* _What the exercise asks_: Scan the entries below and extract each line with the word "delithiation" in it.
== Supplied data
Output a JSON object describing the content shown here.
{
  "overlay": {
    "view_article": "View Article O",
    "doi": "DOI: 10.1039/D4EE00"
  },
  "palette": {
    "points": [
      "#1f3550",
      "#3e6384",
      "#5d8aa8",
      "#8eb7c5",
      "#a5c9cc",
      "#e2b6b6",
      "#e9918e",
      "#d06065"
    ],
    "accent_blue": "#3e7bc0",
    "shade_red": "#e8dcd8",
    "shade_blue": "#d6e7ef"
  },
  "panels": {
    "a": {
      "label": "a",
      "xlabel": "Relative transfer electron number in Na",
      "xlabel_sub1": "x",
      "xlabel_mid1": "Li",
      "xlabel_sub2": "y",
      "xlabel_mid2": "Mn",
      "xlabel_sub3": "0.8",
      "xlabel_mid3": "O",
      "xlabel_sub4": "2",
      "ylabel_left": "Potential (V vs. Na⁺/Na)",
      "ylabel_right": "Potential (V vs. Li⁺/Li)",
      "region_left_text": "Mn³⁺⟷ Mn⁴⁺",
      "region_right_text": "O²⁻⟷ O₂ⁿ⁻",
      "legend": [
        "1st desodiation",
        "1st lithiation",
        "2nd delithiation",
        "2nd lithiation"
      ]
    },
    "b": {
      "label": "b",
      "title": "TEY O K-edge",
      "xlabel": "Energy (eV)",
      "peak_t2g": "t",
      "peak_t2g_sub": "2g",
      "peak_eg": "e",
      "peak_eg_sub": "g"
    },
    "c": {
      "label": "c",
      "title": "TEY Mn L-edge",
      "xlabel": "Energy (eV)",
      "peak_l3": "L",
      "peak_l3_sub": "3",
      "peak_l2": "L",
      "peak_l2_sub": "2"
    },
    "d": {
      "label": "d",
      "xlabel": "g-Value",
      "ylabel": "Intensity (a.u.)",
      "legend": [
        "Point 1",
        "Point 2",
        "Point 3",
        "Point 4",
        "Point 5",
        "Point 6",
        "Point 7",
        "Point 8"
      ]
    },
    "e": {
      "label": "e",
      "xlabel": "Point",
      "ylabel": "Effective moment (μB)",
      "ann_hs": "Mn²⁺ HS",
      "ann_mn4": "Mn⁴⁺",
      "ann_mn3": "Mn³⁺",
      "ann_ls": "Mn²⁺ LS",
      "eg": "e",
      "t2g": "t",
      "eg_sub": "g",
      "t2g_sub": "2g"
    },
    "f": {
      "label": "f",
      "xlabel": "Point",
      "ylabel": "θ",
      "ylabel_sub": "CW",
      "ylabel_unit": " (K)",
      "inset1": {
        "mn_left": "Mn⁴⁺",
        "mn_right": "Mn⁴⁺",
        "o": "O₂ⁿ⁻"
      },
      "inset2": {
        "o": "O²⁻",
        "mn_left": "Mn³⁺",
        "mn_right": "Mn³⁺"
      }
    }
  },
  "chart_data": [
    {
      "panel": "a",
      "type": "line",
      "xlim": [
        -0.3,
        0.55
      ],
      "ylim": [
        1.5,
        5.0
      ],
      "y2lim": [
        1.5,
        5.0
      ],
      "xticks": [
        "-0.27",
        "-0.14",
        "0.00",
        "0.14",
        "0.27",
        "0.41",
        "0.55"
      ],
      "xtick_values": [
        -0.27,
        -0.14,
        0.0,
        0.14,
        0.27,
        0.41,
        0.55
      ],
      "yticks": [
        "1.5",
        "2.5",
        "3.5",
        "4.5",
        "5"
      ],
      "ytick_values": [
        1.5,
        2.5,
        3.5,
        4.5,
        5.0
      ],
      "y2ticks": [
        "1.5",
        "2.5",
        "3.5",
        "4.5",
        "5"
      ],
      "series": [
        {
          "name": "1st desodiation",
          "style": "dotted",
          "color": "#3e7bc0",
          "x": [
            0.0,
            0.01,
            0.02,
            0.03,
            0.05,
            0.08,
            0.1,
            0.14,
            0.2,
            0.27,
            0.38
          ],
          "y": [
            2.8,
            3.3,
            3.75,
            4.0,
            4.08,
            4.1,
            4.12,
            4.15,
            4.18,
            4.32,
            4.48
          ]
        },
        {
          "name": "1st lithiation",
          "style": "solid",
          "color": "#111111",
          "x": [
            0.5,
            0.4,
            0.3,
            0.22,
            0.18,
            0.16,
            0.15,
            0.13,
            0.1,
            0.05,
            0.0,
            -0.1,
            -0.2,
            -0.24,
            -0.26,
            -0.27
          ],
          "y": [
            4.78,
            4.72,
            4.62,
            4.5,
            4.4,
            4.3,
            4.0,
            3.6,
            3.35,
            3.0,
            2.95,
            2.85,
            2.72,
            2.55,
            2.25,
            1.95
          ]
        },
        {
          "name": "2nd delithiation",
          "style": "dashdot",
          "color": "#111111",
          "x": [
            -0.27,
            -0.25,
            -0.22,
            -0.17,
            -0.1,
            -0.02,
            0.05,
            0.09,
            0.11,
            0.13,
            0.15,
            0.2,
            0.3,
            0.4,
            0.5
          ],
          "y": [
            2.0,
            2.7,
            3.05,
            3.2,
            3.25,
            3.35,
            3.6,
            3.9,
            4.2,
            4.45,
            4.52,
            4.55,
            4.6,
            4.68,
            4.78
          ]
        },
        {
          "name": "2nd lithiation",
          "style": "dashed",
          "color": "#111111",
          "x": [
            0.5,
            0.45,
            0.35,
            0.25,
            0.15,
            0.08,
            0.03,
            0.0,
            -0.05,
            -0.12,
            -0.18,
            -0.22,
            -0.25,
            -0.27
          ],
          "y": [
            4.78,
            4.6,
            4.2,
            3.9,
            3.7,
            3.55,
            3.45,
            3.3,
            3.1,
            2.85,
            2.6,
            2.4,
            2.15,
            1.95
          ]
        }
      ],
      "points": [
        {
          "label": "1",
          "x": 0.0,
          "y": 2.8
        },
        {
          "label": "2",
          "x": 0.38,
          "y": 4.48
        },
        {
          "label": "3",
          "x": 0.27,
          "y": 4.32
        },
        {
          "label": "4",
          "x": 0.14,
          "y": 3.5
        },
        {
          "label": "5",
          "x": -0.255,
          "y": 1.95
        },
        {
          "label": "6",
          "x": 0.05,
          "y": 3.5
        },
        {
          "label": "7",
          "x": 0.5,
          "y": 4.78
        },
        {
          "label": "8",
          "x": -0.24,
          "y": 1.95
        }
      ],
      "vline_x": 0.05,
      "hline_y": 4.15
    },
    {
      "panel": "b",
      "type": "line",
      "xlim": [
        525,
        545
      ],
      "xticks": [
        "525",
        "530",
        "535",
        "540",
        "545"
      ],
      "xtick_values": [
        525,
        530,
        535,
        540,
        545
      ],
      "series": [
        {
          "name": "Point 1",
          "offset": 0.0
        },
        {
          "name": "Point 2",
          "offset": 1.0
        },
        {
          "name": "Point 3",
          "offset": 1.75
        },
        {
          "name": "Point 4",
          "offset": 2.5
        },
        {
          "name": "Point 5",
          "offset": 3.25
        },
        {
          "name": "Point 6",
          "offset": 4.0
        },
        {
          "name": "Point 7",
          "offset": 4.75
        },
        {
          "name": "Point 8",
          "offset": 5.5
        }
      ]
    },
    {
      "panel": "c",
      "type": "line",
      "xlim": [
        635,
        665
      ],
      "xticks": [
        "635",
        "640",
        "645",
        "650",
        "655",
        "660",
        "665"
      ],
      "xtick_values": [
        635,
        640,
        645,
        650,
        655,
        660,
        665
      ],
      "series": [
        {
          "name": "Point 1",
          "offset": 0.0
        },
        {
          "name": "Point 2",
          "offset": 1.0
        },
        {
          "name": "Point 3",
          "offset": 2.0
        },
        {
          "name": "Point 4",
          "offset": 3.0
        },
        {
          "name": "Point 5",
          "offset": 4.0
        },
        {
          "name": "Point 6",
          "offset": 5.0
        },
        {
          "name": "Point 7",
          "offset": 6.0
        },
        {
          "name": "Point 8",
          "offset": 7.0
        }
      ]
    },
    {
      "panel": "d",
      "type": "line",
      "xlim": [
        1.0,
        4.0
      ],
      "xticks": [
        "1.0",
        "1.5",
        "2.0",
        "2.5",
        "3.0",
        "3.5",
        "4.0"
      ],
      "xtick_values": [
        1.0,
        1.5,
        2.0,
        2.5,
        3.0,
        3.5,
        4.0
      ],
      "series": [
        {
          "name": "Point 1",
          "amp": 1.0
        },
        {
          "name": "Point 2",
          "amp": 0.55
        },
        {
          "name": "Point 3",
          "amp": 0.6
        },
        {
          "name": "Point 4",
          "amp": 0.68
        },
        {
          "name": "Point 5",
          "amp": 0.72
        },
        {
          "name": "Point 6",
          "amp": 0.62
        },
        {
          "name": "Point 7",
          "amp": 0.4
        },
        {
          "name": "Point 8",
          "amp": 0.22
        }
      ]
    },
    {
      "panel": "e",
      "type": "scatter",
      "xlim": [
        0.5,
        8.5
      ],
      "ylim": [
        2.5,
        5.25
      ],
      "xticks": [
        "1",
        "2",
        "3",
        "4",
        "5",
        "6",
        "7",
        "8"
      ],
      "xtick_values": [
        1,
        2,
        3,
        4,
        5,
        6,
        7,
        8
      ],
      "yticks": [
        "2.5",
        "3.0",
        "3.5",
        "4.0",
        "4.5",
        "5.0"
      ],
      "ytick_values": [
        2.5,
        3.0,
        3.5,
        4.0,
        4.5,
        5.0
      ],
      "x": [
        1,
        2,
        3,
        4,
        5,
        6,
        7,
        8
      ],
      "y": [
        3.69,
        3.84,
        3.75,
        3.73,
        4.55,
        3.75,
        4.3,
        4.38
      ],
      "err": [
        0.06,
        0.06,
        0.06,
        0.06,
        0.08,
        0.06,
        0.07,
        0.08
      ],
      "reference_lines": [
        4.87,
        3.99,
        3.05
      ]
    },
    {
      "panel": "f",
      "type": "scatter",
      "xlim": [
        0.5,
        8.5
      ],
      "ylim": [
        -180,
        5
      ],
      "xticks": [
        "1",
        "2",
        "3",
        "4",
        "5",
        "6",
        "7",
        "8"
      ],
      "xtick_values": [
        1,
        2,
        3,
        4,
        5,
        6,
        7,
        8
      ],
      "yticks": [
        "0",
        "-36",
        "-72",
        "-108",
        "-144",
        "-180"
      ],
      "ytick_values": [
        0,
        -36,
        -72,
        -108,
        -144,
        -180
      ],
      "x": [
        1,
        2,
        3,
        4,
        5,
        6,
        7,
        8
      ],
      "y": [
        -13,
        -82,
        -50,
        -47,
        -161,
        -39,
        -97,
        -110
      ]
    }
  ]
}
====
* _The completed task_:
        "2nd delithiation",
          "name": "2nd delithiation",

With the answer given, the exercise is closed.